* What this task involves *
What is the count of lines that hold the word "text"? Give only the number.

** Start of Entries provided **

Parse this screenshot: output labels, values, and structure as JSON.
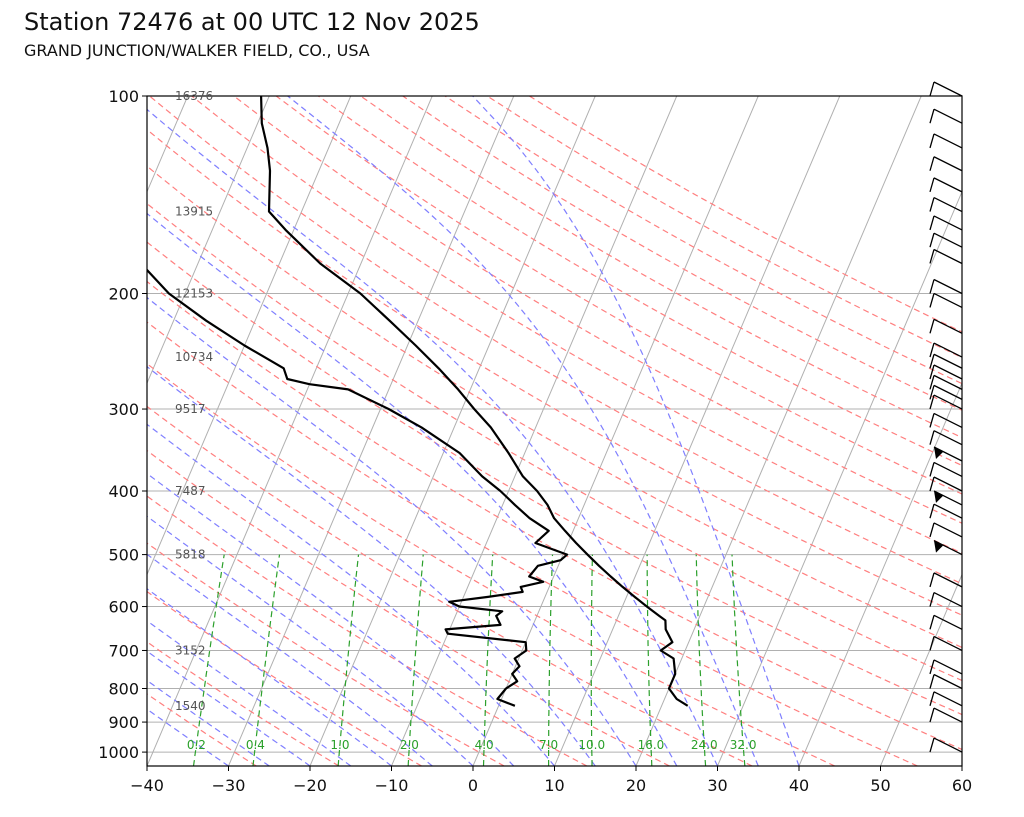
{
  "title": "Station 72476 at 00 UTC 12 Nov 2025",
  "subtitle": "GRAND JUNCTION/WALKER FIELD, CO., USA",
  "chart_data": {
    "type": "line",
    "chart_kind": "skew-T log-P sounding",
    "xlim": [
      -40,
      60
    ],
    "ylim": [
      1050,
      100
    ],
    "y_scale": "log",
    "x_ticks": [
      "−40",
      "−30",
      "−20",
      "−10",
      "0",
      "10",
      "20",
      "30",
      "40",
      "50",
      "60"
    ],
    "y_ticks": [
      "100",
      "200",
      "300",
      "400",
      "500",
      "600",
      "700",
      "800",
      "900",
      "1000"
    ],
    "height_labels": [
      {
        "p": 100,
        "text": "16376"
      },
      {
        "p": 150,
        "text": "13915"
      },
      {
        "p": 200,
        "text": "12153"
      },
      {
        "p": 250,
        "text": "10734"
      },
      {
        "p": 300,
        "text": "9517"
      },
      {
        "p": 400,
        "text": "7487"
      },
      {
        "p": 500,
        "text": "5818"
      },
      {
        "p": 700,
        "text": "3152"
      },
      {
        "p": 850,
        "text": "1540"
      }
    ],
    "mixing_ratio_labels": [
      "0.2",
      "0.4",
      "1.0",
      "2.0",
      "4.0",
      "7.0",
      "10.0",
      "16.0",
      "24.0",
      "32.0"
    ],
    "colors": {
      "dry_adiabat": "#ff7f7f",
      "moist_adiabat": "#7f7fff",
      "mixing_ratio": "#2ca02c",
      "isotherm": "#b0b0b0",
      "profile": "#000000"
    },
    "series": [
      {
        "p": [
          850,
          830,
          800,
          760,
          720,
          700,
          680,
          650,
          630,
          620,
          600,
          580,
          560,
          540,
          520,
          500,
          480,
          460,
          440,
          420,
          400,
          380,
          350,
          320,
          300,
          280,
          260,
          240,
          220,
          200,
          180,
          160,
          150,
          130,
          120,
          110,
          100
        ],
        "values": [
          23.2,
          21.5,
          20.0,
          20.0,
          19.0,
          17.0,
          18.0,
          16.5,
          16.0,
          15.0,
          13.0,
          11.0,
          9.0,
          7.0,
          5.0,
          3.0,
          1.0,
          -1.0,
          -3.0,
          -4.5,
          -6.5,
          -9.0,
          -12.0,
          -15.5,
          -18.5,
          -21.5,
          -25.0,
          -29.0,
          -33.5,
          -38.5,
          -45.0,
          -51.0,
          -54.0,
          -56.0,
          -57.5,
          -59.5,
          -61.0
        ]
      },
      {
        "p": [
          850,
          830,
          800,
          780,
          760,
          740,
          720,
          700,
          680,
          660,
          650,
          640,
          620,
          610,
          600,
          590,
          580,
          570,
          560,
          550,
          540,
          520,
          510,
          500,
          480,
          460,
          440,
          420,
          400,
          380,
          350,
          320,
          300,
          280,
          275,
          270,
          260,
          240,
          220,
          200,
          180,
          160,
          150,
          140,
          130,
          120,
          110,
          100
        ],
        "values": [
          2.0,
          -0.5,
          0.0,
          1.0,
          0.0,
          0.5,
          -0.5,
          0.5,
          0.0,
          -10.0,
          -10.5,
          -4.0,
          -5.0,
          -4.5,
          -10.0,
          -11.5,
          -7.0,
          -3.0,
          -3.5,
          -1.0,
          -3.0,
          -2.5,
          0.0,
          0.5,
          -4.0,
          -3.0,
          -6.0,
          -8.5,
          -11.0,
          -14.0,
          -18.0,
          -24.0,
          -29.0,
          -35.0,
          -40.0,
          -43.0,
          -44.0,
          -50.0,
          -56.0,
          -62.0,
          -67.0,
          -72.0,
          -75.0,
          -77.0,
          -79.0,
          -80.0,
          -82.0,
          -84.0
        ]
      }
    ],
    "wind_barbs_p": [
      1000,
      900,
      850,
      800,
      760,
      700,
      650,
      600,
      560,
      500,
      470,
      440,
      420,
      400,
      380,
      360,
      340,
      320,
      300,
      290,
      280,
      270,
      260,
      250,
      230,
      210,
      200,
      180,
      170,
      160,
      150,
      140,
      130,
      120,
      110,
      100
    ]
  }
}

** End of Entries provided **

* Response below *
9